Your task: Could every line of the data be printed exactly as it reads?

** Begin Extracted information **

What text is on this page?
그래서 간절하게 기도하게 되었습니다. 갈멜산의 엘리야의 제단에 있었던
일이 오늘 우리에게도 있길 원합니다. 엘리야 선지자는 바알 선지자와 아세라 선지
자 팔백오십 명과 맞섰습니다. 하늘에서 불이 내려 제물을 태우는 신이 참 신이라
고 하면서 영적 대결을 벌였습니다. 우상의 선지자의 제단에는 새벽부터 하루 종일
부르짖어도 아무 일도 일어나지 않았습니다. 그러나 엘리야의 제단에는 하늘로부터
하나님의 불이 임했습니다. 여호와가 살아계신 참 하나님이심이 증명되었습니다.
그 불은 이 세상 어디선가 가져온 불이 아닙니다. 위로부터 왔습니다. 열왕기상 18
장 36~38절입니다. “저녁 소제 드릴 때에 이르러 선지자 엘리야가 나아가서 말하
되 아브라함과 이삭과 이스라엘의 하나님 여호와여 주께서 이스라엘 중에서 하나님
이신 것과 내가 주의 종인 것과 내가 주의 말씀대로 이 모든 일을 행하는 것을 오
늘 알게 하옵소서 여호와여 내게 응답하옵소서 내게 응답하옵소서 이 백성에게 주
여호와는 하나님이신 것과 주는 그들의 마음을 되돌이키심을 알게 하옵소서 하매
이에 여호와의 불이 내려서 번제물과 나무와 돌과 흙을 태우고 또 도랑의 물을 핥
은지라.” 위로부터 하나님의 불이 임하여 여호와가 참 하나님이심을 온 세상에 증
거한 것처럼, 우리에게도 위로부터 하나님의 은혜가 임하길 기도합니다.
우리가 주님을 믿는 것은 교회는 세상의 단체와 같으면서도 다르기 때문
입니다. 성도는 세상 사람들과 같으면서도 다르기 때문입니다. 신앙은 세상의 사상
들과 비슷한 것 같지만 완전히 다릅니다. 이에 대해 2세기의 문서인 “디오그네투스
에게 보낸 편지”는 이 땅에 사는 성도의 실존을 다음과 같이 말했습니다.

** End Extracted information **

Reply to the exercise:
What text is on this page?
그래서 간절하게 기도하게 되었습니다. 갈멜산의 엘리야의 제단에 있었던
일이 오늘 우리에게도 있길 원합니다. 엘리야 선지자는 바알 선지자와 아세라 선지
자 팔백오십 명과 맞섰습니다. 하늘에서 불이 내려 제물을 태우는 신이 참 신이라
고 하면서 영적 대결을 벌였습니다. 우상의 선지자의 제단에는 새벽부터 하루 종일
부르짖어도 아무 일도 일어나지 않았습니다. 그러나 엘리야의 제단에는 하늘로부터
하나님의 불이 임했습니다. 여호와가 살아계신 참 하나님이심이 증명되었습니다.
그 불은 이 세상 어디선가 가져온 불이 아닙니다. 위로부터 왔습니다. 열왕기상 18
장 36~38절입니다. “저녁 소제 드릴 때에 이르러 선지자 엘리야가 나아가서 말하
되 아브라함과 이삭과 이스라엘의 하나님 여호와여 주께서 이스라엘 중에서 하나님
이신 것과 내가 주의 종인 것과 내가 주의 말씀대로 이 모든 일을 행하는 것을 오
늘 알게 하옵소서 여호와여 내게 응답하옵소서 내게 응답하옵소서 이 백성에게 주
여호와는 하나님이신 것과 주는 그들의 마음을 되돌이키심을 알게 하옵소서 하매
이에 여호와의 불이 내려서 번제물과 나무와 돌과 흙을 태우고 또 도랑의 물을 핥
은지라.” 위로부터 하나님의 불이 임하여 여호와가 참 하나님이심을 온 세상에 증
거한 것처럼, 우리에게도 위로부터 하나님의 은혜가 임하길 기도합니다.
우리가 주님을 믿는 것은 교회는 세상의 단체와 같으면서도 다르기 때문
입니다. 성도는 세상 사람들과 같으면서도 다르기 때문입니다. 신앙은 세상의 사상
들과 비슷한 것 같지만 완전히 다릅니다. 이에 대해 2세기의 문서인 “디오그네투스
에게 보낸 편지”는 이 땅에 사는 성도의 실존을 다음과 같이 말했습니다.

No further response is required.